Chart and figure data:
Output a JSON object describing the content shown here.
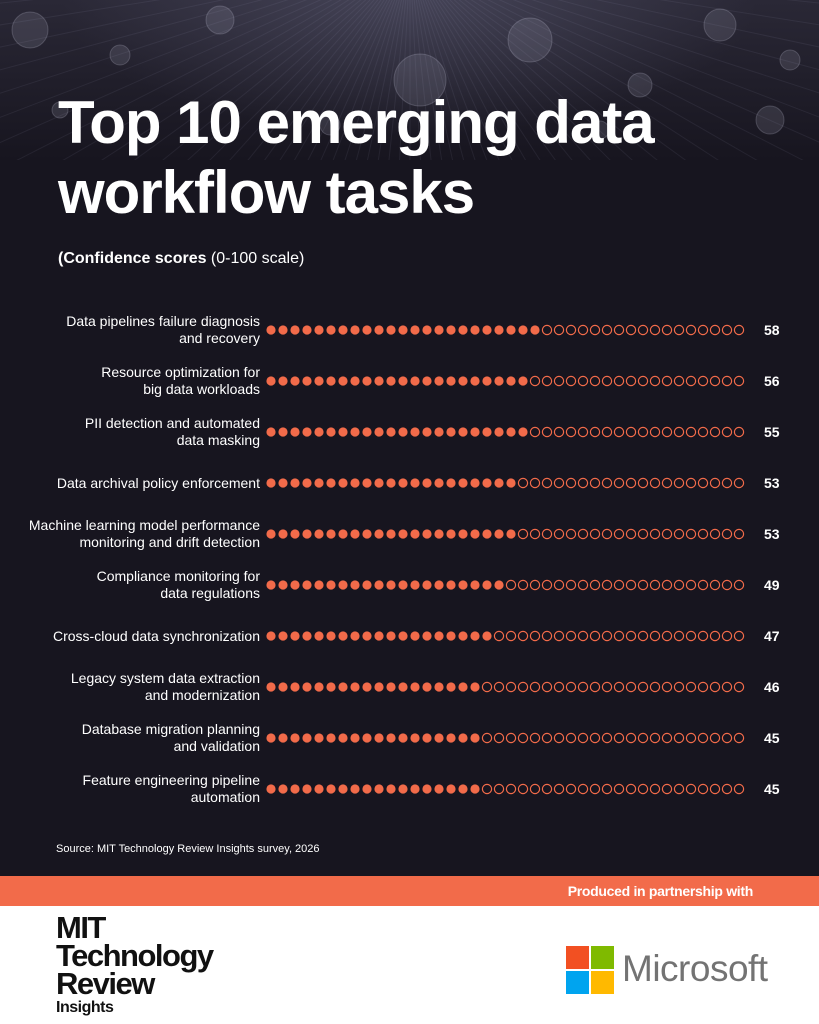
{
  "title": "Top 10 emerging data workflow tasks",
  "subtitle_bold": "(Confidence scores",
  "subtitle_rest": " (0-100 scale)",
  "source": "Source: MIT Technology Review Insights survey, 2026",
  "banner_text": "Produced in partnership with",
  "mit_logo": {
    "line1": "MIT",
    "line2": "Technology",
    "line3": "Review",
    "line4": "Insights"
  },
  "partner_name": "Microsoft",
  "colors": {
    "background": "#17151f",
    "accent": "#f26b4a",
    "ms_red": "#f25022",
    "ms_green": "#7fba00",
    "ms_blue": "#00a4ef",
    "ms_yellow": "#ffb900"
  },
  "chart_data": {
    "type": "bar",
    "style": "dot-bar",
    "title": "Top 10 emerging data workflow tasks",
    "subtitle": "(Confidence scores (0-100 scale)",
    "scale": [
      0,
      100
    ],
    "dot_count": 40,
    "categories": [
      "Data pipelines failure diagnosis and recovery",
      "Resource optimization for big data workloads",
      "PII detection and automated data masking",
      "Data archival policy enforcement",
      "Machine learning model performance monitoring and drift detection",
      "Compliance monitoring for data regulations",
      "Cross-cloud data synchronization",
      "Legacy system data extraction and modernization",
      "Database migration planning and validation",
      "Feature engineering pipeline automation"
    ],
    "label_lines": [
      [
        "Data pipelines failure diagnosis",
        "and recovery"
      ],
      [
        "Resource optimization for",
        "big data workloads"
      ],
      [
        "PII detection and automated",
        "data masking"
      ],
      [
        "Data archival policy enforcement"
      ],
      [
        "Machine learning model performance",
        "monitoring and drift detection"
      ],
      [
        "Compliance monitoring for",
        "data regulations"
      ],
      [
        "Cross-cloud data synchronization"
      ],
      [
        "Legacy system data extraction",
        "and modernization"
      ],
      [
        "Database migration planning",
        "and validation"
      ],
      [
        "Feature engineering pipeline",
        "automation"
      ]
    ],
    "values": [
      58,
      56,
      55,
      53,
      53,
      49,
      47,
      46,
      45,
      45
    ]
  }
}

*What this task involves*.
Copy out all the data exactly; skip the pictures.

*Task answer*.
Output a JSON object describing the content shown here.
{
  "title": "Top 10 emerging data workflow tasks",
  "subtitle_bold": "(Confidence scores",
  "subtitle_rest": " (0-100 scale)",
  "source": "Source: MIT Technology Review Insights survey, 2026",
  "banner_text": "Produced in partnership with",
  "mit_logo": {
    "line1": "MIT",
    "line2": "Technology",
    "line3": "Review",
    "line4": "Insights"
  },
  "partner_name": "Microsoft",
  "colors": {
    "background": "#17151f",
    "accent": "#f26b4a",
    "ms_red": "#f25022",
    "ms_green": "#7fba00",
    "ms_blue": "#00a4ef",
    "ms_yellow": "#ffb900"
  },
  "chart_data": {
    "type": "bar",
    "style": "dot-bar",
    "title": "Top 10 emerging data workflow tasks",
    "subtitle": "(Confidence scores (0-100 scale)",
    "scale": [
      0,
      100
    ],
    "dot_count": 40,
    "categories": [
      "Data pipelines failure diagnosis and recovery",
      "Resource optimization for big data workloads",
      "PII detection and automated data masking",
      "Data archival policy enforcement",
      "Machine learning model performance monitoring and drift detection",
      "Compliance monitoring for data regulations",
      "Cross-cloud data synchronization",
      "Legacy system data extraction and modernization",
      "Database migration planning and validation",
      "Feature engineering pipeline automation"
    ],
    "label_lines": [
      [
        "Data pipelines failure diagnosis",
        "and recovery"
      ],
      [
        "Resource optimization for",
        "big data workloads"
      ],
      [
        "PII detection and automated",
        "data masking"
      ],
      [
        "Data archival policy enforcement"
      ],
      [
        "Machine learning model performance",
        "monitoring and drift detection"
      ],
      [
        "Compliance monitoring for",
        "data regulations"
      ],
      [
        "Cross-cloud data synchronization"
      ],
      [
        "Legacy system data extraction",
        "and modernization"
      ],
      [
        "Database migration planning",
        "and validation"
      ],
      [
        "Feature engineering pipeline",
        "automation"
      ]
    ],
    "values": [
      58,
      56,
      55,
      53,
      53,
      49,
      47,
      46,
      45,
      45
    ]
  }
}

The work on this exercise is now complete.